* _Work to be completed_:
Can you rewrite the material below with every "gear-icon" swapped for "settings-icon" and nothing else changed?

** begin Provided records **

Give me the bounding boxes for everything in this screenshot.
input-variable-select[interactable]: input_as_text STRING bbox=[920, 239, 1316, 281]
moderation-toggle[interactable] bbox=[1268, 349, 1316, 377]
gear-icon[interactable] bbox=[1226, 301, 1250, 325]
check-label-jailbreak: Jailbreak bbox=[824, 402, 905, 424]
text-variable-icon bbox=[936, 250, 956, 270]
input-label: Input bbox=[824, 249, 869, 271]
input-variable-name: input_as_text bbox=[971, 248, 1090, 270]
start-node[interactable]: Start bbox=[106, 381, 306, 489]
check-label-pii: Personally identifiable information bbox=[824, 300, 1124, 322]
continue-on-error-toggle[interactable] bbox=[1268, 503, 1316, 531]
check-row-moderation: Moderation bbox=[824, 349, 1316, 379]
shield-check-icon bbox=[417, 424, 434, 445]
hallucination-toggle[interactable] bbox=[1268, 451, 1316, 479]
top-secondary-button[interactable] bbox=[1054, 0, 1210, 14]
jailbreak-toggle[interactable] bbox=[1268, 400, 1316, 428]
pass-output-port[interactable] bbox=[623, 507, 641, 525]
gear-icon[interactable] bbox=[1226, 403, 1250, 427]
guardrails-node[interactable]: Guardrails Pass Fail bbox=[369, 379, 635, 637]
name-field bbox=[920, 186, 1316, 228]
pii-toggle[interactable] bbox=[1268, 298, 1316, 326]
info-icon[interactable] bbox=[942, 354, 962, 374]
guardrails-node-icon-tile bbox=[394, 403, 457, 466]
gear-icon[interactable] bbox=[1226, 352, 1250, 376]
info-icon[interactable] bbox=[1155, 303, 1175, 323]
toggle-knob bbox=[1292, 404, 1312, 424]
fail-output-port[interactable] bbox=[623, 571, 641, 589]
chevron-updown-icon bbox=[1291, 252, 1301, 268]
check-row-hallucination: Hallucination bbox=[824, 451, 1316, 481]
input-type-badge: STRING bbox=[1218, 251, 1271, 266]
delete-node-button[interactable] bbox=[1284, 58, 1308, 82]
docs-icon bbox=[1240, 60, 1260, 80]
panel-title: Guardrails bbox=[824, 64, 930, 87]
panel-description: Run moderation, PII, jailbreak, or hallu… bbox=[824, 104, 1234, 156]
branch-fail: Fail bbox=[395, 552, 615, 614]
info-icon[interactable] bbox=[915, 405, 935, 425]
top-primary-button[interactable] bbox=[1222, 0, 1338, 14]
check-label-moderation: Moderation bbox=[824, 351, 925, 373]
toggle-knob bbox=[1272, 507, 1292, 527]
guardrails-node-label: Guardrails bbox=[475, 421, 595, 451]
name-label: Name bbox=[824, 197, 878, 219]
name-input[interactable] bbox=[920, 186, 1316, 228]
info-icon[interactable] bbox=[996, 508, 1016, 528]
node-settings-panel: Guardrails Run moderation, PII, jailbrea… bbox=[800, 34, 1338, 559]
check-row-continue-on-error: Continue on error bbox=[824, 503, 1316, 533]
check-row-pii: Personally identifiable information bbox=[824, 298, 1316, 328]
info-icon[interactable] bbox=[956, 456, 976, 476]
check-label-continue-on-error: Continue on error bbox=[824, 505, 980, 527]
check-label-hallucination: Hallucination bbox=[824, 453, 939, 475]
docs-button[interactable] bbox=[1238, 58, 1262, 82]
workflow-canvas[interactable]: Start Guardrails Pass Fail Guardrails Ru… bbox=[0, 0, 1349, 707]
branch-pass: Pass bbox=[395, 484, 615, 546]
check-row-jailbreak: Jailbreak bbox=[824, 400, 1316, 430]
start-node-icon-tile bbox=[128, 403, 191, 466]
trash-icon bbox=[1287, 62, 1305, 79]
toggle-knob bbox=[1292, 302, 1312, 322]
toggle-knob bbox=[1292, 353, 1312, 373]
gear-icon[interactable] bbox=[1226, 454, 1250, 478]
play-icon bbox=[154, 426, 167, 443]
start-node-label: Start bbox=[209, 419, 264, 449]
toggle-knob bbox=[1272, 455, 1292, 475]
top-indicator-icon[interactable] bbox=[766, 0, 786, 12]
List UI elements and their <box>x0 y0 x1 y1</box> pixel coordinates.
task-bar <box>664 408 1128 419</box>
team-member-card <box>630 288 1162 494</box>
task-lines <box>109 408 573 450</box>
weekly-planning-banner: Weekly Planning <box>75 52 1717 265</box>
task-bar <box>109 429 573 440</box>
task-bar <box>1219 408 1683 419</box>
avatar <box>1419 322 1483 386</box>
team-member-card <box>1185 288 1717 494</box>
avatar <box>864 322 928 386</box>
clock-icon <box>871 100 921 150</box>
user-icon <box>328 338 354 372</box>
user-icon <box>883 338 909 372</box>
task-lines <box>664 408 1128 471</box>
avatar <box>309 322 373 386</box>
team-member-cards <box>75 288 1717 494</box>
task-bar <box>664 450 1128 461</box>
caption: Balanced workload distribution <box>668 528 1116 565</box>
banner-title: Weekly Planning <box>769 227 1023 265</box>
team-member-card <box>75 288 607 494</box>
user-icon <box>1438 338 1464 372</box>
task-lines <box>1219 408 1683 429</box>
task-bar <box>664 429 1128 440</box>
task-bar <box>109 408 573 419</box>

** end Provided records **

* _Written answer_:
Give me the bounding boxes for everything in this screenshot.
input-variable-select[interactable]: input_as_text STRING bbox=[920, 239, 1316, 281]
moderation-toggle[interactable] bbox=[1268, 349, 1316, 377]
settings-icon[interactable] bbox=[1226, 301, 1250, 325]
check-label-jailbreak: Jailbreak bbox=[824, 402, 905, 424]
text-variable-icon bbox=[936, 250, 956, 270]
input-label: Input bbox=[824, 249, 869, 271]
input-variable-name: input_as_text bbox=[971, 248, 1090, 270]
start-node[interactable]: Start bbox=[106, 381, 306, 489]
check-label-pii: Personally identifiable information bbox=[824, 300, 1124, 322]
continue-on-error-toggle[interactable] bbox=[1268, 503, 1316, 531]
check-row-moderation: Moderation bbox=[824, 349, 1316, 379]
shield-check-icon bbox=[417, 424, 434, 445]
hallucination-toggle[interactable] bbox=[1268, 451, 1316, 479]
top-secondary-button[interactable] bbox=[1054, 0, 1210, 14]
jailbreak-toggle[interactable] bbox=[1268, 400, 1316, 428]
pass-output-port[interactable] bbox=[623, 507, 641, 525]
settings-icon[interactable] bbox=[1226, 403, 1250, 427]
guardrails-node[interactable]: Guardrails Pass Fail bbox=[369, 379, 635, 637]
name-field bbox=[920, 186, 1316, 228]
pii-toggle[interactable] bbox=[1268, 298, 1316, 326]
info-icon[interactable] bbox=[942, 354, 962, 374]
guardrails-node-icon-tile bbox=[394, 403, 457, 466]
settings-icon[interactable] bbox=[1226, 352, 1250, 376]
info-icon[interactable] bbox=[1155, 303, 1175, 323]
toggle-knob bbox=[1292, 404, 1312, 424]
fail-output-port[interactable] bbox=[623, 571, 641, 589]
chevron-updown-icon bbox=[1291, 252, 1301, 268]
check-row-hallucination: Hallucination bbox=[824, 451, 1316, 481]
input-type-badge: STRING bbox=[1218, 251, 1271, 266]
delete-node-button[interactable] bbox=[1284, 58, 1308, 82]
docs-icon bbox=[1240, 60, 1260, 80]
panel-title: Guardrails bbox=[824, 64, 930, 87]
panel-description: Run moderation, PII, jailbreak, or hallu… bbox=[824, 104, 1234, 156]
branch-fail: Fail bbox=[395, 552, 615, 614]
info-icon[interactable] bbox=[915, 405, 935, 425]
top-primary-button[interactable] bbox=[1222, 0, 1338, 14]
check-label-moderation: Moderation bbox=[824, 351, 925, 373]
toggle-knob bbox=[1272, 507, 1292, 527]
guardrails-node-label: Guardrails bbox=[475, 421, 595, 451]
name-label: Name bbox=[824, 197, 878, 219]
name-input[interactable] bbox=[920, 186, 1316, 228]
info-icon[interactable] bbox=[996, 508, 1016, 528]
node-settings-panel: Guardrails Run moderation, PII, jailbrea… bbox=[800, 34, 1338, 559]
check-row-continue-on-error: Continue on error bbox=[824, 503, 1316, 533]
check-row-pii: Personally identifiable information bbox=[824, 298, 1316, 328]
info-icon[interactable] bbox=[956, 456, 976, 476]
check-label-continue-on-error: Continue on error bbox=[824, 505, 980, 527]
check-label-hallucination: Hallucination bbox=[824, 453, 939, 475]
docs-button[interactable] bbox=[1238, 58, 1262, 82]
workflow-canvas[interactable]: Start Guardrails Pass Fail Guardrails Ru… bbox=[0, 0, 1349, 707]
branch-pass: Pass bbox=[395, 484, 615, 546]
check-row-jailbreak: Jailbreak bbox=[824, 400, 1316, 430]
start-node-icon-tile bbox=[128, 403, 191, 466]
trash-icon bbox=[1287, 62, 1305, 79]
toggle-knob bbox=[1292, 302, 1312, 322]
toggle-knob bbox=[1292, 353, 1312, 373]
settings-icon[interactable] bbox=[1226, 454, 1250, 478]
play-icon bbox=[154, 426, 167, 443]
start-node-label: Start bbox=[209, 419, 264, 449]
toggle-knob bbox=[1272, 455, 1292, 475]
top-indicator-icon[interactable] bbox=[766, 0, 786, 12]
List UI elements and their <box>x0 y0 x1 y1</box> pixel coordinates.
task-bar <box>664 408 1128 419</box>
team-member-card <box>630 288 1162 494</box>
task-lines <box>109 408 573 450</box>
weekly-planning-banner: Weekly Planning <box>75 52 1717 265</box>
task-bar <box>109 429 573 440</box>
task-bar <box>1219 408 1683 419</box>
avatar <box>1419 322 1483 386</box>
team-member-card <box>1185 288 1717 494</box>
avatar <box>864 322 928 386</box>
clock-icon <box>871 100 921 150</box>
user-icon <box>328 338 354 372</box>
user-icon <box>883 338 909 372</box>
task-lines <box>664 408 1128 471</box>
avatar <box>309 322 373 386</box>
team-member-cards <box>75 288 1717 494</box>
task-bar <box>664 450 1128 461</box>
caption: Balanced workload distribution <box>668 528 1116 565</box>
banner-title: Weekly Planning <box>769 227 1023 265</box>
team-member-card <box>75 288 607 494</box>
user-icon <box>1438 338 1464 372</box>
task-lines <box>1219 408 1683 429</box>
task-bar <box>664 429 1128 440</box>
task-bar <box>109 408 573 419</box>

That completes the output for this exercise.